# Stated goal:
Copy out each line exactly as it appears.

^^^^^^^^^^^^^^^^

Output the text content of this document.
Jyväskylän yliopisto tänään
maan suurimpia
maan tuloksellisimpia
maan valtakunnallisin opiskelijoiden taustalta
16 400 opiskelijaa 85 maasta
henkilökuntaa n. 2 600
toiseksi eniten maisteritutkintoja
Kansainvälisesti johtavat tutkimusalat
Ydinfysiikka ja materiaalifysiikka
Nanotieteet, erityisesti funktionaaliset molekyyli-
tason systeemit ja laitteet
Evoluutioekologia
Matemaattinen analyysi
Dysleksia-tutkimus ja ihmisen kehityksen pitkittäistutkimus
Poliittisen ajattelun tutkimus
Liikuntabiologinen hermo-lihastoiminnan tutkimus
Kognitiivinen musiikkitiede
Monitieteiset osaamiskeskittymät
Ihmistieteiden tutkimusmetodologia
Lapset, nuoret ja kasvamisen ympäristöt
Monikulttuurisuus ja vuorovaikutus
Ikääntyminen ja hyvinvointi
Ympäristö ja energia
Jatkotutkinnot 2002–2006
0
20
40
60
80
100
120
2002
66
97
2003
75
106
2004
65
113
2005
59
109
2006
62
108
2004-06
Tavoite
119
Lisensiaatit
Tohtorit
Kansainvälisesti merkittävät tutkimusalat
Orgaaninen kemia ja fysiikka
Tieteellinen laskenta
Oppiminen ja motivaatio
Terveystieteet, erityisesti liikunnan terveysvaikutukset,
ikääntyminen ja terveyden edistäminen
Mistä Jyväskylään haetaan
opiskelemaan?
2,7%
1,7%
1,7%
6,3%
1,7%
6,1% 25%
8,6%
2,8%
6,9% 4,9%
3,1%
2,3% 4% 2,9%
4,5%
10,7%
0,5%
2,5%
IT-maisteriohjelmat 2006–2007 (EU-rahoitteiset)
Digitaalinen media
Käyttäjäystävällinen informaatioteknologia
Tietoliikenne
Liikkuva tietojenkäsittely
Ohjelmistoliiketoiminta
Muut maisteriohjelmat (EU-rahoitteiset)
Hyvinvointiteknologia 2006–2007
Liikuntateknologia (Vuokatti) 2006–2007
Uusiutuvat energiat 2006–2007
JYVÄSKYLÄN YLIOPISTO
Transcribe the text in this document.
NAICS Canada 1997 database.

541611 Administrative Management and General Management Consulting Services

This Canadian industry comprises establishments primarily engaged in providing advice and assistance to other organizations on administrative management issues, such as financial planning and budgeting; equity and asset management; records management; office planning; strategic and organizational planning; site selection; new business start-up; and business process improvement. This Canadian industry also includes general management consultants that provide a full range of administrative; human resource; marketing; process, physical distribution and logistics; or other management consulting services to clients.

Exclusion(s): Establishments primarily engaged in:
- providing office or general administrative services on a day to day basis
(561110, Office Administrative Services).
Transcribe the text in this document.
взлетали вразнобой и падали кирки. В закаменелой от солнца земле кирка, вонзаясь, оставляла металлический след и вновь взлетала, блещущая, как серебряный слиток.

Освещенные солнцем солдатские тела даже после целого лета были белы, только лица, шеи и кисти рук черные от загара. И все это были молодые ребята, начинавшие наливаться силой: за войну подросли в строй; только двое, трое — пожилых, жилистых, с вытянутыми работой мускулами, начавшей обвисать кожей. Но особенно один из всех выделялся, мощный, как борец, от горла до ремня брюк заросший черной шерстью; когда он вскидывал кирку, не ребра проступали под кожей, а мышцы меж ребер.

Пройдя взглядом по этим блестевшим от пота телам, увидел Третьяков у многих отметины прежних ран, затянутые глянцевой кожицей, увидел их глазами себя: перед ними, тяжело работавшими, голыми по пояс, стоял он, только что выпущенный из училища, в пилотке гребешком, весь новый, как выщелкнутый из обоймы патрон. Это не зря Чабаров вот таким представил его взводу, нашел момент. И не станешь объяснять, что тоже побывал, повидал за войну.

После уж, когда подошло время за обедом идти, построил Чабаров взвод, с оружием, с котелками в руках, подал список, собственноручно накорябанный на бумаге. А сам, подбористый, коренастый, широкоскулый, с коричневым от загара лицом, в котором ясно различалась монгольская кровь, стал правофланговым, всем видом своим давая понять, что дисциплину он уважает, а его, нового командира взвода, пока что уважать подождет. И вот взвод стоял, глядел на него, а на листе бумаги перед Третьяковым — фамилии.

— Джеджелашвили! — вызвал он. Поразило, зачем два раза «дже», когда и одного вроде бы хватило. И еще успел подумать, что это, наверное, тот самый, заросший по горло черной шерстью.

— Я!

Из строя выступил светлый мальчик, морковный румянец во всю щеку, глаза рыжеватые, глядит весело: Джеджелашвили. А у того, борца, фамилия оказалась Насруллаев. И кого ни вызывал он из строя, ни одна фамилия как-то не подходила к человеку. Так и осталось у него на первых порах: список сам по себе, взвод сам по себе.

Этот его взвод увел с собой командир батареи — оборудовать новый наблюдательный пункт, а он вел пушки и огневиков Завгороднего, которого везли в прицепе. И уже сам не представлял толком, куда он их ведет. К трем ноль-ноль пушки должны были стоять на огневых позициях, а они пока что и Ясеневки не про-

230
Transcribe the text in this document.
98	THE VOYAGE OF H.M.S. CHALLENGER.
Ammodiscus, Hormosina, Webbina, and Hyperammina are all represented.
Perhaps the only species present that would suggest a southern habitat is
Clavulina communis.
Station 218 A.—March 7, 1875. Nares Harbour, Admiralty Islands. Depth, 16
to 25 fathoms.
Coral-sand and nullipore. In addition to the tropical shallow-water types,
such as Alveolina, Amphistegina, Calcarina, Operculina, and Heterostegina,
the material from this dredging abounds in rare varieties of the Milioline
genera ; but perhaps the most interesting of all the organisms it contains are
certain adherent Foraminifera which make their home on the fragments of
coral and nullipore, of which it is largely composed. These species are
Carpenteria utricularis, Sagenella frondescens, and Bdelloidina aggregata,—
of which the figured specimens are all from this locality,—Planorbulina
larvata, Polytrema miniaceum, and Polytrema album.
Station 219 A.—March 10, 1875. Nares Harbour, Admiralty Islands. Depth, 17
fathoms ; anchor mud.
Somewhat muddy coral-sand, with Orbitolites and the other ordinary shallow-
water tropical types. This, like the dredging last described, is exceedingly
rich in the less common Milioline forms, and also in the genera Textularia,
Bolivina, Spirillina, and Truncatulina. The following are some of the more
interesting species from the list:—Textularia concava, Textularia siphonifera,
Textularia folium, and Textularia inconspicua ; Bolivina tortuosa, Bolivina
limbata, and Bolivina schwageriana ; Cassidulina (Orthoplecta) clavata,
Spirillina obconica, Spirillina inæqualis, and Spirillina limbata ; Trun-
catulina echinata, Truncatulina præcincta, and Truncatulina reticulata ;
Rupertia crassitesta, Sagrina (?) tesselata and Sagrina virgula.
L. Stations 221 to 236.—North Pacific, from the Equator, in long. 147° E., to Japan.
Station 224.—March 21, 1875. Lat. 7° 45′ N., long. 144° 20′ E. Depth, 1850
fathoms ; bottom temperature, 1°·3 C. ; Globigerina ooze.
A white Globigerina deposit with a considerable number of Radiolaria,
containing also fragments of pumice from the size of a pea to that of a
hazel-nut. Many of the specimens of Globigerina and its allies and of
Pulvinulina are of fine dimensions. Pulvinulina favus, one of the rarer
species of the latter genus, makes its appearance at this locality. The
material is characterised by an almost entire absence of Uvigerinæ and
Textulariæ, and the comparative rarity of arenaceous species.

^^^^^^^^^^^^^^^^

# Correct response:
Output the text content of this document.
Jyväskylän yliopisto tänään
maan suurimpia
maan tuloksellisimpia
maan valtakunnallisin opiskelijoiden taustalta
16 400 opiskelijaa 85 maasta
henkilökuntaa n. 2 600
toiseksi eniten maisteritutkintoja
Kansainvälisesti johtavat tutkimusalat
Ydinfysiikka ja materiaalifysiikka
Nanotieteet, erityisesti funktionaaliset molekyyli-
tason systeemit ja laitteet
Evoluutioekologia
Matemaattinen analyysi
Dysleksia-tutkimus ja ihmisen kehityksen pitkittäistutkimus
Poliittisen ajattelun tutkimus
Liikuntabiologinen hermo-lihastoiminnan tutkimus
Kognitiivinen musiikkitiede
Monitieteiset osaamiskeskittymät
Ihmistieteiden tutkimusmetodologia
Lapset, nuoret ja kasvamisen ympäristöt
Monikulttuurisuus ja vuorovaikutus
Ikääntyminen ja hyvinvointi
Ympäristö ja energia
Jatkotutkinnot 2002–2006
0
20
40
60
80
100
120
2002
66
97
2003
75
106
2004
65
113
2005
59
109
2006
62
108
2004-06
Tavoite
119
Lisensiaatit
Tohtorit
Kansainvälisesti merkittävät tutkimusalat
Orgaaninen kemia ja fysiikka
Tieteellinen laskenta
Oppiminen ja motivaatio
Terveystieteet, erityisesti liikunnan terveysvaikutukset,
ikääntyminen ja terveyden edistäminen
Mistä Jyväskylään haetaan
opiskelemaan?
2,7%
1,7%
1,7%
6,3%
1,7%
6,1% 25%
8,6%
2,8%
6,9% 4,9%
3,1%
2,3% 4% 2,9%
4,5%
10,7%
0,5%
2,5%
IT-maisteriohjelmat 2006–2007 (EU-rahoitteiset)
Digitaalinen media
Käyttäjäystävällinen informaatioteknologia
Tietoliikenne
Liikkuva tietojenkäsittely
Ohjelmistoliiketoiminta
Muut maisteriohjelmat (EU-rahoitteiset)
Hyvinvointiteknologia 2006–2007
Liikuntateknologia (Vuokatti) 2006–2007
Uusiutuvat energiat 2006–2007
JYVÄSKYLÄN YLIOPISTO
Transcribe the text in this document.
NAICS Canada 1997 database.

541611 Administrative Management and General Management Consulting Services

This Canadian industry comprises establishments primarily engaged in providing advice and assistance to other organizations on administrative management issues, such as financial planning and budgeting; equity and asset management; records management; office planning; strategic and organizational planning; site selection; new business start-up; and business process improvement. This Canadian industry also includes general management consultants that provide a full range of administrative; human resource; marketing; process, physical distribution and logistics; or other management consulting services to clients.

Exclusion(s): Establishments primarily engaged in:
- providing office or general administrative services on a day to day basis
(561110, Office Administrative Services).
Transcribe the text in this document.
взлетали вразнобой и падали кирки. В закаменелой от солнца земле кирка, вонзаясь, оставляла металлический след и вновь взлетала, блещущая, как серебряный слиток.

Освещенные солнцем солдатские тела даже после целого лета были белы, только лица, шеи и кисти рук черные от загара. И все это были молодые ребята, начинавшие наливаться силой: за войну подросли в строй; только двое, трое — пожилых, жилистых, с вытянутыми работой мускулами, начавшей обвисать кожей. Но особенно один из всех выделялся, мощный, как борец, от горла до ремня брюк заросший черной шерстью; когда он вскидывал кирку, не ребра проступали под кожей, а мышцы меж ребер.

Пройдя взглядом по этим блестевшим от пота телам, увидел Третьяков у многих отметины прежних ран, затянутые глянцевой кожицей, увидел их глазами себя: перед ними, тяжело работавшими, голыми по пояс, стоял он, только что выпущенный из училища, в пилотке гребешком, весь новый, как выщелкнутый из обоймы патрон. Это не зря Чабаров вот таким представил его взводу, нашел момент. И не станешь объяснять, что тоже побывал, повидал за войну.

После уж, когда подошло время за обедом идти, построил Чабаров взвод, с оружием, с котелками в руках, подал список, собственноручно накорябанный на бумаге. А сам, подбористый, коренастый, широкоскулый, с коричневым от загара лицом, в котором ясно различалась монгольская кровь, стал правофланговым, всем видом своим давая понять, что дисциплину он уважает, а его, нового командира взвода, пока что уважать подождет. И вот взвод стоял, глядел на него, а на листе бумаги перед Третьяковым — фамилии.

— Джеджелашвили! — вызвал он. Поразило, зачем два раза «дже», когда и одного вроде бы хватило. И еще успел подумать, что это, наверное, тот самый, заросший по горло черной шерстью.

— Я!

Из строя выступил светлый мальчик, морковный румянец во всю щеку, глаза рыжеватые, глядит весело: Джеджелашвили. А у того, борца, фамилия оказалась Насруллаев. И кого ни вызывал он из строя, ни одна фамилия как-то не подходила к человеку. Так и осталось у него на первых порах: список сам по себе, взвод сам по себе.

Этот его взвод увел с собой командир батареи — оборудовать новый наблюдательный пункт, а он вел пушки и огневиков Завгороднего, которого везли в прицепе. И уже сам не представлял толком, куда он их ведет. К трем ноль-ноль пушки должны были стоять на огневых позициях, а они пока что и Ясеневки не про-

230
Transcribe the text in this document.
98	THE VOYAGE OF H.M.S. CHALLENGER.
Ammodiscus, Hormosina, Webbina, and Hyperammina are all represented.
Perhaps the only species present that would suggest a southern habitat is
Clavulina communis.
Station 218 A.—March 7, 1875. Nares Harbour, Admiralty Islands. Depth, 16
to 25 fathoms.
Coral-sand and nullipore. In addition to the tropical shallow-water types,
such as Alveolina, Amphistegina, Calcarina, Operculina, and Heterostegina,
the material from this dredging abounds in rare varieties of the Milioline
genera ; but perhaps the most interesting of all the organisms it contains are
certain adherent Foraminifera which make their home on the fragments of
coral and nullipore, of which it is largely composed. These species are
Carpenteria utricularis, Sagenella frondescens, and Bdelloidina aggregata,—
of which the figured specimens are all from this locality,—Planorbulina
larvata, Polytrema miniaceum, and Polytrema album.
Station 219 A.—March 10, 1875. Nares Harbour, Admiralty Islands. Depth, 17
fathoms ; anchor mud.
Somewhat muddy coral-sand, with Orbitolites and the other ordinary shallow-
water tropical types. This, like the dredging last described, is exceedingly
rich in the less common Milioline forms, and also in the genera Textularia,
Bolivina, Spirillina, and Truncatulina. The following are some of the more
interesting species from the list:—Textularia concava, Textularia siphonifera,
Textularia folium, and Textularia inconspicua ; Bolivina tortuosa, Bolivina
limbata, and Bolivina schwageriana ; Cassidulina (Orthoplecta) clavata,
Spirillina obconica, Spirillina inæqualis, and Spirillina limbata ; Trun-
catulina echinata, Truncatulina præcincta, and Truncatulina reticulata ;
Rupertia crassitesta, Sagrina (?) tesselata and Sagrina virgula.
L. Stations 221 to 236.—North Pacific, from the Equator, in long. 147° E., to Japan.
Station 224.—March 21, 1875. Lat. 7° 45′ N., long. 144° 20′ E. Depth, 1850
fathoms ; bottom temperature, 1°·3 C. ; Globigerina ooze.
A white Globigerina deposit with a considerable number of Radiolaria,
containing also fragments of pumice from the size of a pea to that of a
hazel-nut. Many of the specimens of Globigerina and its allies and of
Pulvinulina are of fine dimensions. Pulvinulina favus, one of the rarer
species of the latter genus, makes its appearance at this locality. The
material is characterised by an almost entire absence of Uvigerinæ and
Textulariæ, and the comparative rarity of arenaceous species.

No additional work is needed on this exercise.